Reproduce all entries verbatim, with nothing added or dropped.

Lines of data
==*==
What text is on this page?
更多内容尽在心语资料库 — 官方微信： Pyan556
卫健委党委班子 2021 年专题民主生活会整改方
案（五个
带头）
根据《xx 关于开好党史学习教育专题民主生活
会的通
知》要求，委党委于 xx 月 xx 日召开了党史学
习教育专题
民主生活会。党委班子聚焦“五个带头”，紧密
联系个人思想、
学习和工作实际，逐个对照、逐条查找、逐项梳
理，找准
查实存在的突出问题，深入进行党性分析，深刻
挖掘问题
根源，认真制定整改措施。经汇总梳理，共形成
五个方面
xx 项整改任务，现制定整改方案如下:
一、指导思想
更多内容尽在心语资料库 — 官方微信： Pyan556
==*==
__The answer__.
What text is on this page?
更多内容尽在心语资料库 — 官方微信： Pyan556
卫健委党委班子 2021 年专题民主生活会整改方
案（五个
带头）
根据《xx 关于开好党史学习教育专题民主生活
会的通
知》要求，委党委于 xx 月 xx 日召开了党史学
习教育专题
民主生活会。党委班子聚焦“五个带头”，紧密
联系个人思想、
学习和工作实际，逐个对照、逐条查找、逐项梳
理，找准
查实存在的突出问题，深入进行党性分析，深刻
挖掘问题
根源，认真制定整改措施。经汇总梳理，共形成
五个方面
xx 项整改任务，现制定整改方案如下:
一、指导思想
更多内容尽在心语资料库 — 官方微信： Pyan556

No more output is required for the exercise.